§ **Page text**:
I Heart LA [#153]
Just a week into the year, the worst disaster. We are safe, but so much of the city is still burning.
Hello from Los Angeles,
The skies are clear today, making the contrast between the giant plumes of smoke out my window so striking against blue skies.
My home is in on LA’s Westside near the coast, but not in a canyon or the hills, which are the two types of places most threatened by the multiple fires that broke out this week. The cause of these fires is under investigation, but we know they are fueled by those unpredictable Santa Ana winds. Of those winds, I’m reminded of Joan Didion’s writing, in Slouching Towards Bethlehem:
“It is hard for people who have not lived in Los Angeles to realize how radically the Santa Ana figures in the local imagination. The city burning is Los Angeles's deepest image of itself. Nathaniel West perceived that, in The Day of the Locust, and at the time of the 1965 Watts riots what struck the imagination most indelibly were the fires. For days one could drive the Harbor Freeway and see the city on fire, just as we had always known it would be in the end. Los Angeles weather is the weather of catastrophe, of apocalypse, and, just as the reliably long and bitter winters of New England determine the way life is lived there, so the violence and the unpredictability of the Santa Ana affect the entire quality of life in Los Angeles, accentuate its impermanence, its unreliability. The winds shows us how close to the edge we are.”
On Monday, my friend Morgan and I were eating lunch out on a patio, soaking in the beautiful weather and feeling guilty that we had it so good in LA, while so much of the rest of the country was buried under snow and sleet. (Morgan is now out on fire lines reporting for NBC News.)
By Tuesday, winds had shifted and picked up so fast that the speed of spreading wildfires was measured in miles per hour. On that day, the largest of the many fires in LA county, the Palisades Fire, burned to ashes the neighborhood where my partner Rob and his family grew up. The humans are safe, but so much property is wiped out. The post office where his sister mailed her college applications. Where they bought their Thanksgiving turkey every year. Where they rode their bikes. (Rob’s sister Joanna wrote heart-wrenchingly of this, for The New York Times.)
Below is video of the Palisades Village part of Pacific Palisades, on Tuesday night at sunset.
On Wednesday morning, I awoke to a message asking whether I could be on Morning Edition in 20 minutes. Before I went to sleep the night before, I had reached out to my old colleagues at NPR on the national desk, which is the desk that springs into action in a disaster. By the time I woke up, the editors of this metastasizing story were hungry for more coverage and I frankly felt relieved to be able to pitch in to contribute. So far, between a near constant stream of spot news dispatched, I’ve reported on folks who lost their homes in Pasadena and the Palisades, and the extraordinary volunteer effort to aid during this disaster.

§ **Recorded information**:
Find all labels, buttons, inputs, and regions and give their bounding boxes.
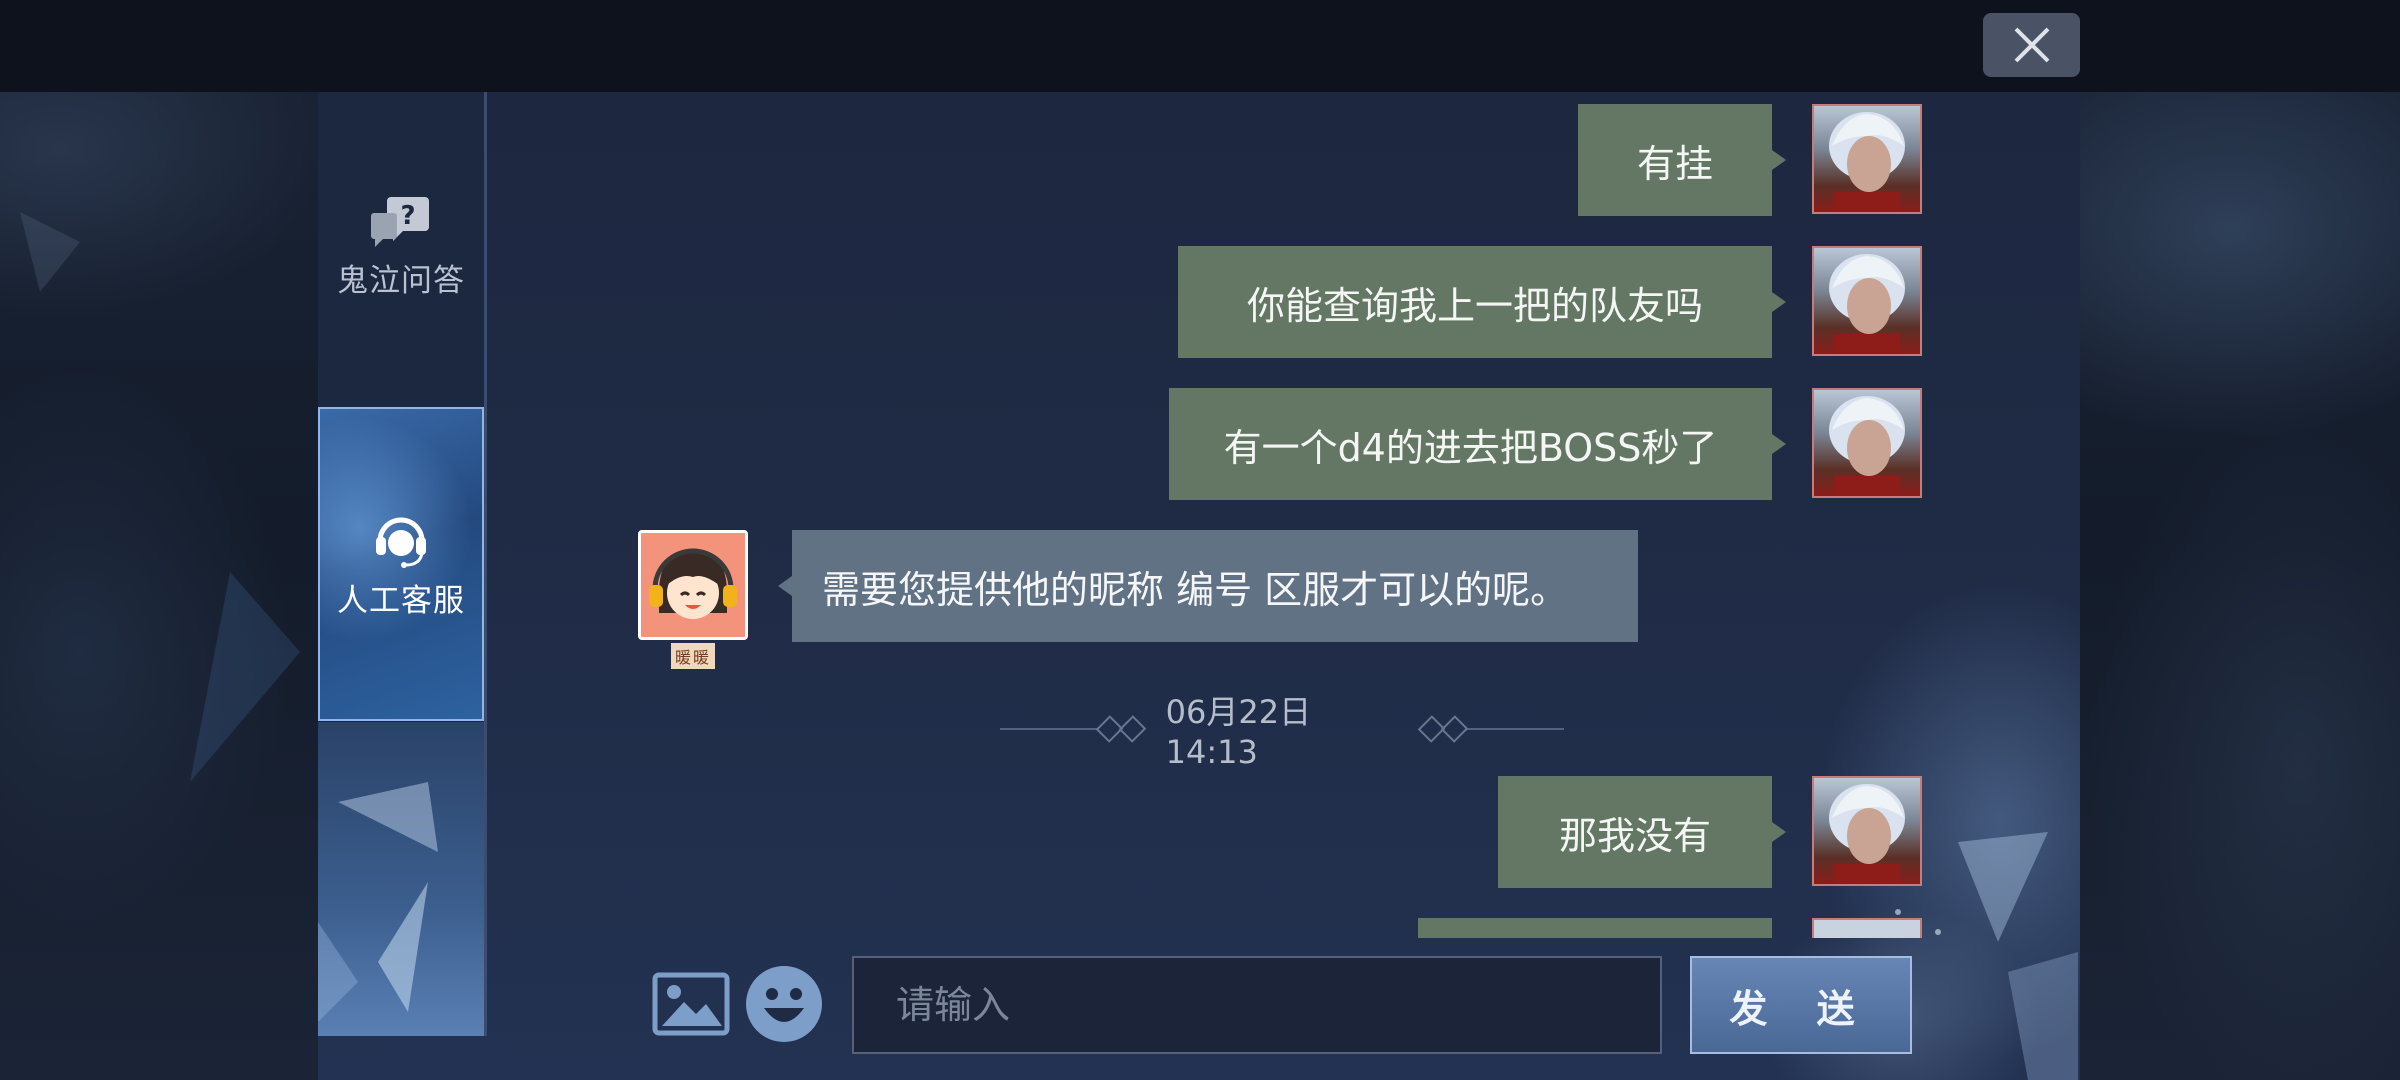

§ **Complete the following**:
1) Render the sentence "We are safe, but so much of the city is still burning." from the Los Angeles fires text into Spanish.
2) Continue the Los Angeles fires text from the point at which it ends.
The data come from a source separate from the Los Angeles fires text.

§ **Written responses**:
1) Estamos a salvo, pero gran parte de la ciudad sigue ardiendo.

2)
Thursday the girls were all home from school, as their classes were canceled. We held a morning meeting as a family to discuss how to help. Eva suggested fostering kitties, because she is a cat person. Luna suggested making sandwiches for those in need, which is something we do for displaced people at other times during the year. Our most anxious child, Isa said, “WHAT ABOUT US?! What if WE need to evacuate and our house burns down?” By evening, we had made the sack lunches for Covenant House, a shelter for displaced young people, and I delivered them to K-town since I was reporting in that neighborhood anyway. Seeing the outpouring of donations and community come together in this crisis moved me deeply; I love Los Angeles, I love all its shapes and sizes and colors and the faith folks have in this place and each other.
And folks on Instagram got us in touch with a woman in the Palisades who lost her home and needed to find shelter for their eight cats. Now we have Minx, a fire victim and evacuee, at our house.
Friday, thanks to enduring relationships with NPR producers, Janet W. Lee, who happened to be in town, mixed our K-town piece while I tried to keep the kids occupied, as schools remain closed. By evening, Rob’s mom, who thought she was okay to head back to her Brentwood house, had to heed the warnings to stay out of the mandatory evacuation zone, for the officials had instituted a dusk to dawn curfew, which remains in effect.
What a year this week has been. There is no one in this county of 10 million that doesn’t know someone who lost everything. The scale of this disaster will change this special place forever. We count ourselves among the fortunate ones. Still cozy, in our own homes, with our creatures, and with all the food and water and power we need. Please consider giving to these aid organizations, which my friend and fellow Angeleno
shared this morning:A compiled list of families affected by the Eaton fire that you can support directly
Stand Up for Standups - specifically for comedians who need support, fill out this form
Inclusive Action - a fund for open-air workers who have lost all their income
The LA Food Bank is always a great resource and a wonderful place to donate or volunteer
SELAH does great work year-round and is specifically helping unhoused folks during this brutal period of time to be living outside
LA Works is keeping an updated list of volunteer needs throughout the area.
That’s it from me, for now. Thank you for checking in and all your well wishes.
With gratitude,
E
So glad you all are safe! And honored to be considered an Angeleno by you
I felt so comforted hearing you on NPR today. Sending a lot of love to you and our city.